→ **Work to do**
Find every line of the listing below where "content" appears, and copy it.

================

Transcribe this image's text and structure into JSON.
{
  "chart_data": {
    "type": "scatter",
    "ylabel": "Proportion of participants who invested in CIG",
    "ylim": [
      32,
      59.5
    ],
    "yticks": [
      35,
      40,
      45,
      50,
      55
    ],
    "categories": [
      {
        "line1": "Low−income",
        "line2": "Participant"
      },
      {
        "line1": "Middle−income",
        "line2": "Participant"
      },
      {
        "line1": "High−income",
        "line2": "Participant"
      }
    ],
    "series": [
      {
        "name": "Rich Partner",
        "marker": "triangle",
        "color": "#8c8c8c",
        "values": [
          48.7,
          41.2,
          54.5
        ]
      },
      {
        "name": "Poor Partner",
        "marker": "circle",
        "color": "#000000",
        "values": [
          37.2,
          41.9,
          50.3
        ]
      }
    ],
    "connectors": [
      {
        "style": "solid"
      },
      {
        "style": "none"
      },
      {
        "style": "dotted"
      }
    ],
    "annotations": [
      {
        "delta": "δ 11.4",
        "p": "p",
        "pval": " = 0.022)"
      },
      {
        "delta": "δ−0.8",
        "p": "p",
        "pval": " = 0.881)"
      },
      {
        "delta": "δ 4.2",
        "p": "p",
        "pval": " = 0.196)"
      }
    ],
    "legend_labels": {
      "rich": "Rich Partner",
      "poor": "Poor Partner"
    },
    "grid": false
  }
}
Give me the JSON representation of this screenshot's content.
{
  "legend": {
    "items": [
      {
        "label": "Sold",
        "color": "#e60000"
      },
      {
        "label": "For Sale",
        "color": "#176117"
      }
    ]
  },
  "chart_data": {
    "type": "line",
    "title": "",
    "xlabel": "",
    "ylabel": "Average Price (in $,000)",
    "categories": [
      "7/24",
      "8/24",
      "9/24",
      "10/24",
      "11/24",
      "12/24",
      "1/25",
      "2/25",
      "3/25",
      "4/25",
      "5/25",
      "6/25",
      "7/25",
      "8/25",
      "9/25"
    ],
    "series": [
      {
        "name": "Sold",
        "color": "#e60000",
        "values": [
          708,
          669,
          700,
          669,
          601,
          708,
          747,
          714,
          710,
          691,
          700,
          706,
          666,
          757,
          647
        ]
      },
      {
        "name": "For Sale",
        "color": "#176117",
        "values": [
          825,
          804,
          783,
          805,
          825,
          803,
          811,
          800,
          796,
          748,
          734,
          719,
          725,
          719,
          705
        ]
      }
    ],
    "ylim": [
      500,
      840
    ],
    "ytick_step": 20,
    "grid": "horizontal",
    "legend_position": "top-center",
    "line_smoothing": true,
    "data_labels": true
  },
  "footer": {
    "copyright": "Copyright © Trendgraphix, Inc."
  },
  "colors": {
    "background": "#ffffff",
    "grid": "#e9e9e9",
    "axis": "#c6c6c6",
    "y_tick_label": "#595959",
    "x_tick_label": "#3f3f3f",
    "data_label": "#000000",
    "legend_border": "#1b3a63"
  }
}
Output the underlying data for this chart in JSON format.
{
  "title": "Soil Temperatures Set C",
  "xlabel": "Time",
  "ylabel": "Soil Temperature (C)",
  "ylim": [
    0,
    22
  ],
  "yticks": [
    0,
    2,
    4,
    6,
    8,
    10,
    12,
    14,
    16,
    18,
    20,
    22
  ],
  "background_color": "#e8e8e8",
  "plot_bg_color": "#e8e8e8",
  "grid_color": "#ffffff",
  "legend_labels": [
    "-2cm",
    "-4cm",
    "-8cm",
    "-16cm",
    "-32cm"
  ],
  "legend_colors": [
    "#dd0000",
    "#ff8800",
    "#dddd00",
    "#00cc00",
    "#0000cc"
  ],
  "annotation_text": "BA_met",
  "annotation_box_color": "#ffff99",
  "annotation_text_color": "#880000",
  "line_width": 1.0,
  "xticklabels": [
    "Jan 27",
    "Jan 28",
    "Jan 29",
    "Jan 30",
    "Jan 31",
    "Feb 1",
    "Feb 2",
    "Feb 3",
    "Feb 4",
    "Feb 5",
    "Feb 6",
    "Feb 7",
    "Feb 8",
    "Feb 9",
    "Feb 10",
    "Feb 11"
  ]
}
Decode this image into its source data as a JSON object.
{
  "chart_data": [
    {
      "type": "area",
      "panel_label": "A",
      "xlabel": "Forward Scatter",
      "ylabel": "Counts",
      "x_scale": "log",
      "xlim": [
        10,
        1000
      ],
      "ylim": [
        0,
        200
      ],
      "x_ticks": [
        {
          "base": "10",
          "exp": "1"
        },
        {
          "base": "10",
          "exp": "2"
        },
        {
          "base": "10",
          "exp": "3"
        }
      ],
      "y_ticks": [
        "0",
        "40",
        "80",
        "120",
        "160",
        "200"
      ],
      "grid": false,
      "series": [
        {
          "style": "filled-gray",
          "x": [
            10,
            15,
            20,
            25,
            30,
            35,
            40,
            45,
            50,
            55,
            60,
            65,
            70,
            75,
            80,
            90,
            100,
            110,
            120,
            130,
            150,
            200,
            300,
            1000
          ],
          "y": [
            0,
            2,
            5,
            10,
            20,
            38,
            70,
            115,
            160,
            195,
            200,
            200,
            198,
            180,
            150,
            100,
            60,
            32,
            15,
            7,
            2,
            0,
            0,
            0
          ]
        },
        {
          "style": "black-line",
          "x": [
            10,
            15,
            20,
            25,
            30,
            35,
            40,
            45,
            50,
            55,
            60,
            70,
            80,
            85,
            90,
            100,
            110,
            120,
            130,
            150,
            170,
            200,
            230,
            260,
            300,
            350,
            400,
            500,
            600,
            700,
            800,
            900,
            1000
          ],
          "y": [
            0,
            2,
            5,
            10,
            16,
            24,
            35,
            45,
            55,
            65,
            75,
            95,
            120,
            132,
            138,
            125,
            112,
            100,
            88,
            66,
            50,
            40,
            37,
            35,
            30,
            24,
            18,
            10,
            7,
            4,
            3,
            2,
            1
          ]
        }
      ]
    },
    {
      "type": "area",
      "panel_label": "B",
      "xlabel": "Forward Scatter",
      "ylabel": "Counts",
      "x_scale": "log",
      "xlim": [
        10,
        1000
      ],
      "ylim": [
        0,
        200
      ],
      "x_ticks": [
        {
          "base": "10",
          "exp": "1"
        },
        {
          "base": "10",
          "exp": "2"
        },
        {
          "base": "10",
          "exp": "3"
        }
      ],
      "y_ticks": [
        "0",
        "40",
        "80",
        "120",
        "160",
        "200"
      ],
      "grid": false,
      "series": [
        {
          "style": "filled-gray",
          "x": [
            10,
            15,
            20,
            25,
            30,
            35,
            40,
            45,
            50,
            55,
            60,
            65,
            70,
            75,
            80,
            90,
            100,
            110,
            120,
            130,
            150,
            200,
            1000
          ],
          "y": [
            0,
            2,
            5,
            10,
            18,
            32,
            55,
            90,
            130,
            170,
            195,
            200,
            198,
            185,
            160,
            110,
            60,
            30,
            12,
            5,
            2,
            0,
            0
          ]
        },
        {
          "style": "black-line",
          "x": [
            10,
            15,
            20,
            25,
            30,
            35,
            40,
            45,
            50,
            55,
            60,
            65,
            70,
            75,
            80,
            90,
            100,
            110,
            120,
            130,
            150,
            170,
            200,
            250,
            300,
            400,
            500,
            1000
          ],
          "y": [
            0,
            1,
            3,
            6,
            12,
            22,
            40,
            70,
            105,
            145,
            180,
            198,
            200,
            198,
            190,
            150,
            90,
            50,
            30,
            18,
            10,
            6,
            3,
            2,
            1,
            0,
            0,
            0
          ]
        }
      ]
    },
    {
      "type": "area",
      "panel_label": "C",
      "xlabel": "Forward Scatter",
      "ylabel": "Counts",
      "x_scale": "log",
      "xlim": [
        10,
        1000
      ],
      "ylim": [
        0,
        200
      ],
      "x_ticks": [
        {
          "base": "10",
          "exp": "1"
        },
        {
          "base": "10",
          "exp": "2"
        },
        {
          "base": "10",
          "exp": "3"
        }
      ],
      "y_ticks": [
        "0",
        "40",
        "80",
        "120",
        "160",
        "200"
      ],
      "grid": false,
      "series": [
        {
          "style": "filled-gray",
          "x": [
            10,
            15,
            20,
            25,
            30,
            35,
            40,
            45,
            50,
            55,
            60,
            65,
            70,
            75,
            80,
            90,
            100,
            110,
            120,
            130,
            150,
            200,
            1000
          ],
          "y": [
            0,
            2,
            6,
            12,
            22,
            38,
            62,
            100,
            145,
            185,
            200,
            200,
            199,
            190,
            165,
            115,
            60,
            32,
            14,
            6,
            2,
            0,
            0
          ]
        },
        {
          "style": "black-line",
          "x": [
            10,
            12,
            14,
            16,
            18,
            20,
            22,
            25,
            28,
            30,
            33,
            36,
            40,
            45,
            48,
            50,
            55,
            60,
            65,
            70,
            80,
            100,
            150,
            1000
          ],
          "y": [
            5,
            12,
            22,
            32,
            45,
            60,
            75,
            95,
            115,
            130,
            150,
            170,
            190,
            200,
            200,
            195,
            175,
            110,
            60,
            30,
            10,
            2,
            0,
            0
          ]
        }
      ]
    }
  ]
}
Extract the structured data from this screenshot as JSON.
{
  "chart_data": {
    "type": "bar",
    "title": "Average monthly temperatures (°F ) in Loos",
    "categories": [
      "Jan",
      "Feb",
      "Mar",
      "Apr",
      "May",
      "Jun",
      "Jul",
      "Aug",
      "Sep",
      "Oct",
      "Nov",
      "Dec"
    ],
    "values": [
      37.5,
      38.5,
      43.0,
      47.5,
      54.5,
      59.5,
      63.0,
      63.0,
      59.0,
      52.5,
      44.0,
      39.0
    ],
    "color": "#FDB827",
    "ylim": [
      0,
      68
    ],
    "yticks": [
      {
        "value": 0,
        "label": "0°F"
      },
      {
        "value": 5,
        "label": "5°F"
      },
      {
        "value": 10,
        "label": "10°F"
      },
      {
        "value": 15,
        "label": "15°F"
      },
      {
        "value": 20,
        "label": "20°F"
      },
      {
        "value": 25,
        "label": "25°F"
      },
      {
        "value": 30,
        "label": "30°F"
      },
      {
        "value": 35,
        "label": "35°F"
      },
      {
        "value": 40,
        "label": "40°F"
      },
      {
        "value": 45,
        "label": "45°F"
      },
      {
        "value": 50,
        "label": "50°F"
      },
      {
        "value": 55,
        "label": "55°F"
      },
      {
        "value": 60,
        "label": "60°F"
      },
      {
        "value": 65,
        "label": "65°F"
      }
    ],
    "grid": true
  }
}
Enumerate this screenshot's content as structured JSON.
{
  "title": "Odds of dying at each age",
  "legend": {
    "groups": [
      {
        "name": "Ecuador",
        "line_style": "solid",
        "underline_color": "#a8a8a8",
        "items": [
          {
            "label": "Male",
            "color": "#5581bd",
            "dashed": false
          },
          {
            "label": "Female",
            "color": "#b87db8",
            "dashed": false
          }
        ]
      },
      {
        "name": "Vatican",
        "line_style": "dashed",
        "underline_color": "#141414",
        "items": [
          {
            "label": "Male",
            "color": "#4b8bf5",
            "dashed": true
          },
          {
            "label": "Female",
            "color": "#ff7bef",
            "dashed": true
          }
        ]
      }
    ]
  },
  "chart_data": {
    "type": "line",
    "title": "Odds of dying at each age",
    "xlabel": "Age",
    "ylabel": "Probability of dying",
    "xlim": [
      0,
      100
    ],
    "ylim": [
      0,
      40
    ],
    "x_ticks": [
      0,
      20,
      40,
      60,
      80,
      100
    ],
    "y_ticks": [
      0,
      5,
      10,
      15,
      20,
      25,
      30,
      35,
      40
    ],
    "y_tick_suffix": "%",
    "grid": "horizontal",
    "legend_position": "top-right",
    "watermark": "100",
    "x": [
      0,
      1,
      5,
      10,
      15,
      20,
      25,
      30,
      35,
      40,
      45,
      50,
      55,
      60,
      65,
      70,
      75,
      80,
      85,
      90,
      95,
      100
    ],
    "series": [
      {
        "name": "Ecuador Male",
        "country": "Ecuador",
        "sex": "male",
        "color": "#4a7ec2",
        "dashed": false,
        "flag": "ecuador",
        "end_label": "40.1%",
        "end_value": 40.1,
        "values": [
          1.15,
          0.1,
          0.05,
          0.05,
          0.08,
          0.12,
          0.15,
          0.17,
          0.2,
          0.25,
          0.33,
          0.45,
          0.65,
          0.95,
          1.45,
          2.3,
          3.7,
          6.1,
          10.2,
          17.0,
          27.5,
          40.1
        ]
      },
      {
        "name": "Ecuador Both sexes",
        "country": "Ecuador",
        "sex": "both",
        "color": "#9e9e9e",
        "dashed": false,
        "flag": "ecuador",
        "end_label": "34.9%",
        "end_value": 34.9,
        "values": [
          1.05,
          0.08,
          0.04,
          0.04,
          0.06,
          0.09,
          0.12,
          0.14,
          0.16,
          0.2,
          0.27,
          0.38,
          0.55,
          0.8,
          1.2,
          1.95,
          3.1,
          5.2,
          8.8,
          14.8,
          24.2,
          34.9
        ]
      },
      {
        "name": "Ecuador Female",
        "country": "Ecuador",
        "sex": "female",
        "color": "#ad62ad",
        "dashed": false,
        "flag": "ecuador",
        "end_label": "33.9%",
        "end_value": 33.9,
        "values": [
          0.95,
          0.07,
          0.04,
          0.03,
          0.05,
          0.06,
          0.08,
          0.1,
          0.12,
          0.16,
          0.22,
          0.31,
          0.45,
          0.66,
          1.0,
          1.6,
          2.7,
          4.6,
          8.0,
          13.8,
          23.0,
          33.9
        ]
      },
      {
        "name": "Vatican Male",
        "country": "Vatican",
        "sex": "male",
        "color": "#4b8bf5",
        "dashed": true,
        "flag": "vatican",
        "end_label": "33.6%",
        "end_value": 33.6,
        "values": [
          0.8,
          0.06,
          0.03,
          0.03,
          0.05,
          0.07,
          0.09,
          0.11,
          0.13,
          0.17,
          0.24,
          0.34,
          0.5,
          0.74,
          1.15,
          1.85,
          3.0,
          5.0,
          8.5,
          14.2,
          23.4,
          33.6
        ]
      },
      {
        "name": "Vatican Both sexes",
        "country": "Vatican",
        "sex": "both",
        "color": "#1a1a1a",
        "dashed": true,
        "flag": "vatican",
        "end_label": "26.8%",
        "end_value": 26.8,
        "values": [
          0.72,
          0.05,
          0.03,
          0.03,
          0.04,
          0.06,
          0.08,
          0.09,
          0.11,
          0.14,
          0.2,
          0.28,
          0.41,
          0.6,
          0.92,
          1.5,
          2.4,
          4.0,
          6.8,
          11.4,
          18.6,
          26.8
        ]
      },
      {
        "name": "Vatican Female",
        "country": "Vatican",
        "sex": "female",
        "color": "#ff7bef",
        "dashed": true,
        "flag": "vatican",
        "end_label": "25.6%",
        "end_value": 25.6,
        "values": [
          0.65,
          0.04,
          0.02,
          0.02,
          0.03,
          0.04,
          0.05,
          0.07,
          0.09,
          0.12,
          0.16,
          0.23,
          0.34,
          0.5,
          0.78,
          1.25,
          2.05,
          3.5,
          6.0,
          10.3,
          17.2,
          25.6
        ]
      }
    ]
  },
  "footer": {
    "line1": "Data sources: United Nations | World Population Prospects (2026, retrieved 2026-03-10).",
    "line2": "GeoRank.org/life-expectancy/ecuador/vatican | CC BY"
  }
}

================

→ **Task answer**
Give me the JSON representation of this screenshot's content.
Enumerate this screenshot's content as structured JSON.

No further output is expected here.